(Records excerpted from a collection)
^^^^^^^^^^^^^^^^

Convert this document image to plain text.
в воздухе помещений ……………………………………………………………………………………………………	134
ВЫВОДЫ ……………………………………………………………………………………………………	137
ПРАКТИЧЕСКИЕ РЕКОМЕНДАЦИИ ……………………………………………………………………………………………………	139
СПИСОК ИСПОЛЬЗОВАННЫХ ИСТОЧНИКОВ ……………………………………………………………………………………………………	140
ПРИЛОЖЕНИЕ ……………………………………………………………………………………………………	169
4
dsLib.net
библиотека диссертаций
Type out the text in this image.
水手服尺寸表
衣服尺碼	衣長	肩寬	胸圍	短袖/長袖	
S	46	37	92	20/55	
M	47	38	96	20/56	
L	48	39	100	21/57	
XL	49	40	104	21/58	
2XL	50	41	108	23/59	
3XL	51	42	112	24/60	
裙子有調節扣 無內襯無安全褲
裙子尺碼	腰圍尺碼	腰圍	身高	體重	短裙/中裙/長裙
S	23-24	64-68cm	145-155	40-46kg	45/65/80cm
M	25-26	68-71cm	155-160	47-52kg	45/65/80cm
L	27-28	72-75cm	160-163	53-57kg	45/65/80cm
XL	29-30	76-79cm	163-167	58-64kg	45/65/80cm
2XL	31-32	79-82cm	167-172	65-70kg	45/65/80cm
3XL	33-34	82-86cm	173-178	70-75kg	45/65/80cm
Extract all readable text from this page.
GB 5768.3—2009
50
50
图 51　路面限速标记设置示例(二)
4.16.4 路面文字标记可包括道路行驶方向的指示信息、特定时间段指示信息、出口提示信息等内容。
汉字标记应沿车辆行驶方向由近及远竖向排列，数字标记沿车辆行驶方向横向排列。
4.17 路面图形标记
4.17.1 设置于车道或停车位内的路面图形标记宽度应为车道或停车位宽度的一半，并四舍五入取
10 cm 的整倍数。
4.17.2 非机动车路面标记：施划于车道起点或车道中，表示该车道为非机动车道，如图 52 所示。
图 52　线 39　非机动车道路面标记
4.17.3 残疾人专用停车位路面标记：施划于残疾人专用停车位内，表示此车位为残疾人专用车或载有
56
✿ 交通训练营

^^^^^^^^^^^^^^^^

SET PROBLEM :: Exactly reproduce the material above.

EXPECTED ANSWER ::
Convert this document image to plain text.
в воздухе помещений ……………………………………………………………………………………………………	134
ВЫВОДЫ ……………………………………………………………………………………………………	137
ПРАКТИЧЕСКИЕ РЕКОМЕНДАЦИИ ……………………………………………………………………………………………………	139
СПИСОК ИСПОЛЬЗОВАННЫХ ИСТОЧНИКОВ ……………………………………………………………………………………………………	140
ПРИЛОЖЕНИЕ ……………………………………………………………………………………………………	169
4
dsLib.net
библиотека диссертаций
Type out the text in this image.
水手服尺寸表
衣服尺碼	衣長	肩寬	胸圍	短袖/長袖	
S	46	37	92	20/55	
M	47	38	96	20/56	
L	48	39	100	21/57	
XL	49	40	104	21/58	
2XL	50	41	108	23/59	
3XL	51	42	112	24/60	
裙子有調節扣 無內襯無安全褲
裙子尺碼	腰圍尺碼	腰圍	身高	體重	短裙/中裙/長裙
S	23-24	64-68cm	145-155	40-46kg	45/65/80cm
M	25-26	68-71cm	155-160	47-52kg	45/65/80cm
L	27-28	72-75cm	160-163	53-57kg	45/65/80cm
XL	29-30	76-79cm	163-167	58-64kg	45/65/80cm
2XL	31-32	79-82cm	167-172	65-70kg	45/65/80cm
3XL	33-34	82-86cm	173-178	70-75kg	45/65/80cm
Extract all readable text from this page.
GB 5768.3—2009
50
50
图 51　路面限速标记设置示例(二)
4.16.4 路面文字标记可包括道路行驶方向的指示信息、特定时间段指示信息、出口提示信息等内容。
汉字标记应沿车辆行驶方向由近及远竖向排列，数字标记沿车辆行驶方向横向排列。
4.17 路面图形标记
4.17.1 设置于车道或停车位内的路面图形标记宽度应为车道或停车位宽度的一半，并四舍五入取
10 cm 的整倍数。
4.17.2 非机动车路面标记：施划于车道起点或车道中，表示该车道为非机动车道，如图 52 所示。
图 52　线 39　非机动车道路面标记
4.17.3 残疾人专用停车位路面标记：施划于残疾人专用停车位内，表示此车位为残疾人专用车或载有
56
✿ 交通训练营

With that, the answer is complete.